Switch every occurrence of "Gabriel" to "Daniel" in the items below, and reproduce them with all else unchanged and the pictures omitted.

>> Start Items

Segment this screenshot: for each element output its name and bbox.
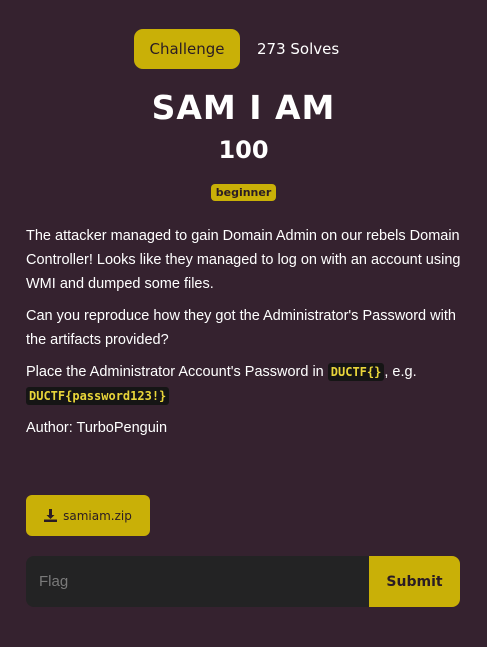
flag-form: Submit [26,556,460,607]
description-text: , e.g. [384,364,417,380]
challenge-tabs: Challenge 273 Solves [134,29,339,69]
description-text: Place the Administrator Account's Passwo… [26,364,328,380]
download-file-button[interactable]: samiam.zip [26,495,150,536]
description-paragraph-3: Place the Administrator Account's Passwo… [26,360,466,408]
flag-format-code: DUCTF{} [327,363,385,381]
tag-container: beginner [0,181,487,201]
challenge-author: Author: TurboPenguin [26,420,168,436]
file-name: samiam.zip [63,508,132,523]
challenge-points: 100 [218,136,269,164]
description-paragraph-1: The attacker managed to gain Domain Admi… [26,228,461,292]
download-icon [44,509,58,522]
submit-button[interactable]: Submit [369,556,460,607]
tab-challenge[interactable]: Challenge [134,29,240,69]
challenge-tag: beginner [210,184,277,201]
flag-input[interactable] [26,556,369,607]
description-paragraph-2: Can you reproduce how they got the Admin… [26,308,456,348]
challenge-description: The attacker managed to gain Domain Admi… [26,224,466,448]
tab-solves[interactable]: 273 Solves [257,40,339,58]
challenge-title: SAM I AM [151,88,336,127]
flag-example-code: DUCTF{password123!} [26,387,170,405]
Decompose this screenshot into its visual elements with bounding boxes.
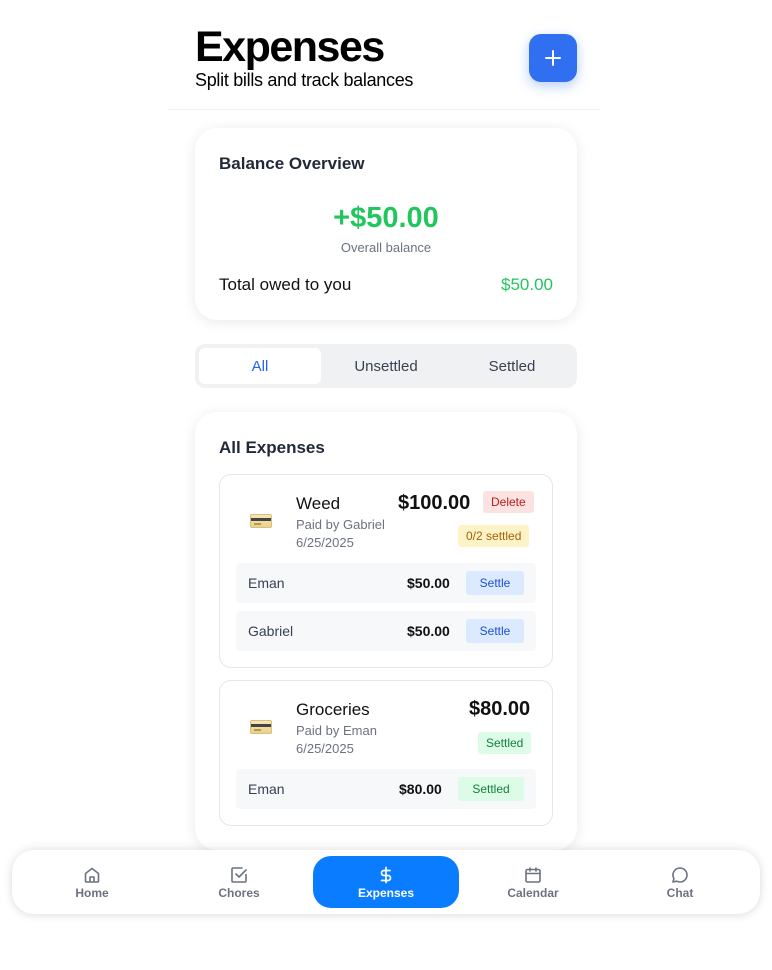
calendar-icon [524,865,542,885]
delete-button[interactable]: Delete [483,491,534,513]
split-person-name: Gabriel [248,623,294,639]
overall-balance-label: Overall balance [340,240,432,255]
expense-name: Weed [296,494,341,513]
tab-settled[interactable]: Settled [451,348,573,384]
bottom-navigation: Home Chores Expenses Calendar Chat [12,850,760,914]
nav-label: Chat [666,885,694,900]
balance-overview-title: Balance Overview [219,154,365,173]
overall-balance-amount: +$50.00 [333,202,439,234]
checkbox-icon [230,865,248,885]
nav-item-calendar[interactable]: Calendar [460,856,606,908]
split-row: Gabriel $50.00 Settle [236,611,536,651]
split-row: Eman $80.00 Settled [236,769,536,809]
add-expense-button[interactable] [529,34,577,82]
expense-item-groceries[interactable]: Groceries Paid by Eman 6/25/2025 $80.00 … [219,680,553,826]
plus-icon [545,50,561,66]
dollar-icon [377,865,395,885]
settlement-status-badge: Settled [478,732,532,754]
split-amount: $80.00 [399,781,442,797]
tab-all[interactable]: All [199,348,321,384]
expense-paid-by: Paid by Gabriel [296,517,385,532]
nav-label: Home [75,885,109,900]
expense-amount: $80.00 [469,698,531,720]
expense-amount: $100.00 [398,492,471,514]
split-person-name: Eman [248,575,285,591]
nav-item-chat[interactable]: Chat [607,856,753,908]
settle-button[interactable]: Settle [466,619,524,643]
credit-card-icon [250,514,272,528]
home-icon [83,865,101,885]
nav-item-home[interactable]: Home [19,856,165,908]
settlement-status-badge: 0/2 settled [458,525,530,547]
page-header: Expenses Split bills and track balances [168,0,600,110]
total-owed-value: $50.00 [501,275,553,294]
expense-date: 6/25/2025 [296,535,354,550]
all-expenses-card: All Expenses Weed Paid by Gabriel 6/25/2… [195,412,577,850]
expense-paid-by: Paid by Eman [296,723,377,738]
nav-label: Calendar [507,885,559,900]
nav-label: Expenses [357,885,415,900]
split-amount: $50.00 [407,575,450,591]
page-subtitle: Split bills and track balances [195,70,414,90]
split-person-name: Eman [248,781,285,797]
total-owed-label: Total owed to you [219,275,352,294]
tab-unsettled[interactable]: Unsettled [325,348,447,384]
nav-item-chores[interactable]: Chores [166,856,312,908]
nav-label: Chores [218,885,260,900]
all-expenses-title: All Expenses [219,438,325,457]
settle-button[interactable]: Settle [466,571,524,595]
chat-bubble-icon [671,865,689,885]
credit-card-icon [250,720,272,734]
expense-item-weed[interactable]: Weed Paid by Gabriel 6/25/2025 $100.00 D… [219,474,553,668]
split-row: Eman $50.00 Settle [236,563,536,603]
filter-tabs: All Unsettled Settled [195,344,577,388]
nav-item-expenses[interactable]: Expenses [313,856,459,908]
page-title: Expenses [195,23,385,71]
expense-name: Groceries [296,700,370,719]
settled-tag: Settled [458,777,524,801]
expense-date: 6/25/2025 [296,741,354,756]
balance-overview-card: Balance Overview +$50.00 Overall balance… [195,128,577,320]
split-amount: $50.00 [407,623,450,639]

>> End Items

* _Solution for this exercise_:
Segment this screenshot: for each element output its name and bbox.
flag-form: Submit [26,556,460,607]
description-text: , e.g. [384,364,417,380]
challenge-tabs: Challenge 273 Solves [134,29,339,69]
description-text: Place the Administrator Account's Passwo… [26,364,328,380]
download-file-button[interactable]: samiam.zip [26,495,150,536]
description-paragraph-3: Place the Administrator Account's Passwo… [26,360,466,408]
flag-format-code: DUCTF{} [327,363,385,381]
tag-container: beginner [0,181,487,201]
challenge-author: Author: TurboPenguin [26,420,168,436]
file-name: samiam.zip [63,508,132,523]
challenge-points: 100 [218,136,269,164]
description-paragraph-1: The attacker managed to gain Domain Admi… [26,228,461,292]
download-icon [44,509,58,522]
submit-button[interactable]: Submit [369,556,460,607]
tab-challenge[interactable]: Challenge [134,29,240,69]
challenge-tag: beginner [210,184,277,201]
flag-input[interactable] [26,556,369,607]
description-paragraph-2: Can you reproduce how they got the Admin… [26,308,456,348]
challenge-description: The attacker managed to gain Domain Admi… [26,224,466,448]
tab-solves[interactable]: 273 Solves [257,40,339,58]
challenge-title: SAM I AM [151,88,336,127]
flag-example-code: DUCTF{password123!} [26,387,170,405]
Decompose this screenshot into its visual elements with bounding boxes.
calendar-icon [524,865,542,885]
delete-button[interactable]: Delete [483,491,534,513]
split-person-name: Daniel [248,623,294,639]
overall-balance-label: Overall balance [340,240,432,255]
expense-name: Weed [296,494,341,513]
tab-settled[interactable]: Settled [451,348,573,384]
bottom-navigation: Home Chores Expenses Calendar Chat [12,850,760,914]
nav-label: Chat [666,885,694,900]
balance-overview-title: Balance Overview [219,154,365,173]
overall-balance-amount: +$50.00 [333,202,439,234]
checkbox-icon [230,865,248,885]
nav-item-calendar[interactable]: Calendar [460,856,606,908]
split-row: Daniel $50.00 Settle [236,611,536,651]
split-row: Eman $80.00 Settled [236,769,536,809]
add-expense-button[interactable] [529,34,577,82]
expense-item-groceries[interactable]: Groceries Paid by Eman 6/25/2025 $80.00 … [219,680,553,826]
plus-icon [545,50,561,66]
dollar-icon [377,865,395,885]
settlement-status-badge: Settled [478,732,532,754]
split-amount: $80.00 [399,781,442,797]
tab-all[interactable]: All [199,348,321,384]
expense-paid-by: Paid by Daniel [296,517,385,532]
nav-label: Home [75,885,109,900]
expense-amount: $80.00 [469,698,531,720]
expense-amount: $100.00 [398,492,471,514]
split-person-name: Eman [248,575,285,591]
nav-item-chat[interactable]: Chat [607,856,753,908]
settle-button[interactable]: Settle [466,619,524,643]
credit-card-icon [250,514,272,528]
home-icon [83,865,101,885]
nav-item-home[interactable]: Home [19,856,165,908]
settlement-status-badge: 0/2 settled [458,525,530,547]
page-header: Expenses Split bills and track balances [168,0,600,110]
total-owed-value: $50.00 [501,275,553,294]
expense-date: 6/25/2025 [296,535,354,550]
all-expenses-card: All Expenses Weed Paid by Daniel 6/25/2… [195,412,577,850]
expense-paid-by: Paid by Eman [296,723,377,738]
nav-label: Calendar [507,885,559,900]
nav-label: Expenses [357,885,415,900]
split-amount: $50.00 [407,575,450,591]
page-subtitle: Split bills and track balances [195,70,414,90]
split-person-name: Eman [248,781,285,797]
total-owed-label: Total owed to you [219,275,352,294]
tab-unsettled[interactable]: Unsettled [325,348,447,384]
nav-item-chores[interactable]: Chores [166,856,312,908]
nav-label: Chores [218,885,260,900]
all-expenses-title: All Expenses [219,438,325,457]
settle-button[interactable]: Settle [466,571,524,595]
chat-bubble-icon [671,865,689,885]
credit-card-icon [250,720,272,734]
expense-item-weed[interactable]: Weed Paid by Daniel 6/25/2025 $100.00 D… [219,474,553,668]
split-row: Eman $50.00 Settle [236,563,536,603]
filter-tabs: All Unsettled Settled [195,344,577,388]
nav-item-expenses[interactable]: Expenses [313,856,459,908]
page-title: Expenses [195,23,385,71]
expense-name: Groceries [296,700,370,719]
settled-tag: Settled [458,777,524,801]
expense-date: 6/25/2025 [296,741,354,756]
balance-overview-card: Balance Overview +$50.00 Overall balance… [195,128,577,320]
split-amount: $50.00 [407,623,450,639]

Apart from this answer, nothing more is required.